(Source records)
☆ ☆ ☆ ☆ ☆

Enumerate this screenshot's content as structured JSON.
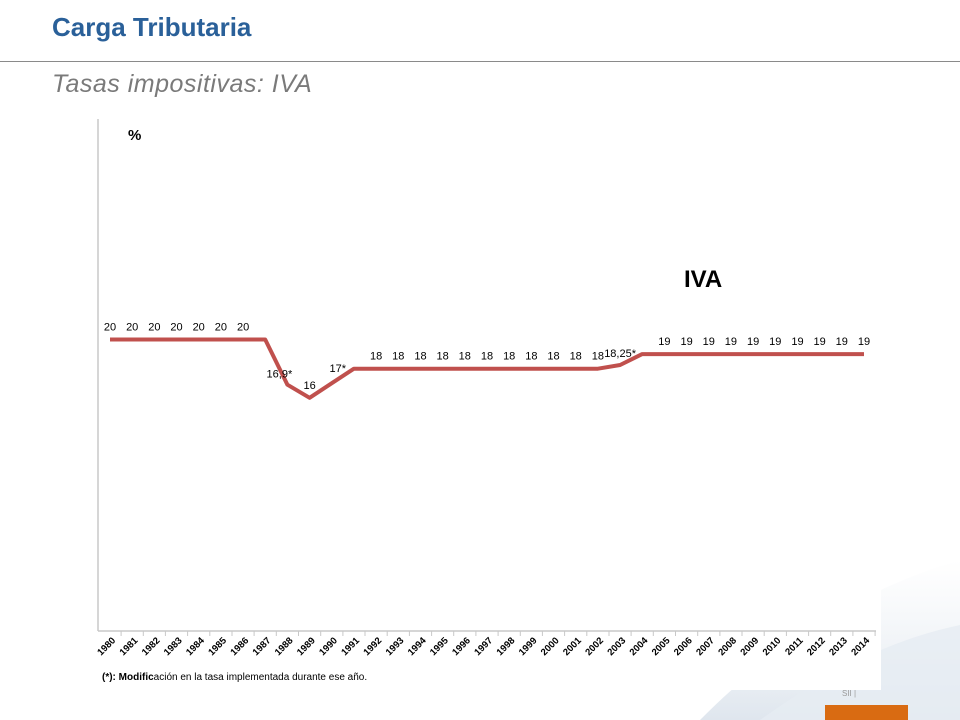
{
  "slide": {
    "title": "Carga Tributaria",
    "subtitle": "Tasas impositivas: IVA",
    "footer_label": "SII  |",
    "accent_color": "#d96b12",
    "title_color": "#2a6099"
  },
  "chart_data": {
    "type": "line",
    "ylabel": "%",
    "series_label_text": "IVA",
    "line_color": "#c0504d",
    "x": [
      "1980",
      "1981",
      "1982",
      "1983",
      "1984",
      "1985",
      "1986",
      "1987",
      "1988",
      "1989",
      "1990",
      "1991",
      "1992",
      "1993",
      "1994",
      "1995",
      "1996",
      "1997",
      "1998",
      "1999",
      "2000",
      "2001",
      "2002",
      "2003",
      "2004",
      "2005",
      "2006",
      "2007",
      "2008",
      "2009",
      "2010",
      "2011",
      "2012",
      "2013",
      "2014"
    ],
    "series": [
      {
        "name": "IVA",
        "values": [
          20,
          20,
          20,
          20,
          20,
          20,
          20,
          20,
          16.9,
          16,
          17,
          18,
          18,
          18,
          18,
          18,
          18,
          18,
          18,
          18,
          18,
          18,
          18,
          18.25,
          19,
          19,
          19,
          19,
          19,
          19,
          19,
          19,
          19,
          19,
          19
        ]
      }
    ],
    "data_labels": [
      "20",
      "20",
      "20",
      "20",
      "20",
      "20",
      "20",
      "",
      "16,9*",
      "16",
      "17*",
      "",
      "18",
      "18",
      "18",
      "18",
      "18",
      "18",
      "18",
      "18",
      "18",
      "18",
      "18",
      "18,25*",
      "",
      "19",
      "19",
      "19",
      "19",
      "19",
      "19",
      "19",
      "19",
      "19",
      "19"
    ],
    "ylim": [
      0,
      28
    ],
    "grid": false,
    "footnote_bold": "(*): Modific",
    "footnote_rest": "ación en la tasa implementada durante ese año."
  }
}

☆ ☆ ☆ ☆ ☆

:: Description of the task ::
Copy the records exactly. Skip the pictures.

:: Result for this task ::
Enumerate this screenshot's content as structured JSON.
{
  "slide": {
    "title": "Carga Tributaria",
    "subtitle": "Tasas impositivas: IVA",
    "footer_label": "SII  |",
    "accent_color": "#d96b12",
    "title_color": "#2a6099"
  },
  "chart_data": {
    "type": "line",
    "ylabel": "%",
    "series_label_text": "IVA",
    "line_color": "#c0504d",
    "x": [
      "1980",
      "1981",
      "1982",
      "1983",
      "1984",
      "1985",
      "1986",
      "1987",
      "1988",
      "1989",
      "1990",
      "1991",
      "1992",
      "1993",
      "1994",
      "1995",
      "1996",
      "1997",
      "1998",
      "1999",
      "2000",
      "2001",
      "2002",
      "2003",
      "2004",
      "2005",
      "2006",
      "2007",
      "2008",
      "2009",
      "2010",
      "2011",
      "2012",
      "2013",
      "2014"
    ],
    "series": [
      {
        "name": "IVA",
        "values": [
          20,
          20,
          20,
          20,
          20,
          20,
          20,
          20,
          16.9,
          16,
          17,
          18,
          18,
          18,
          18,
          18,
          18,
          18,
          18,
          18,
          18,
          18,
          18,
          18.25,
          19,
          19,
          19,
          19,
          19,
          19,
          19,
          19,
          19,
          19,
          19
        ]
      }
    ],
    "data_labels": [
      "20",
      "20",
      "20",
      "20",
      "20",
      "20",
      "20",
      "",
      "16,9*",
      "16",
      "17*",
      "",
      "18",
      "18",
      "18",
      "18",
      "18",
      "18",
      "18",
      "18",
      "18",
      "18",
      "18",
      "18,25*",
      "",
      "19",
      "19",
      "19",
      "19",
      "19",
      "19",
      "19",
      "19",
      "19",
      "19"
    ],
    "ylim": [
      0,
      28
    ],
    "grid": false,
    "footnote_bold": "(*): Modific",
    "footnote_rest": "ación en la tasa implementada durante ese año."
  }
}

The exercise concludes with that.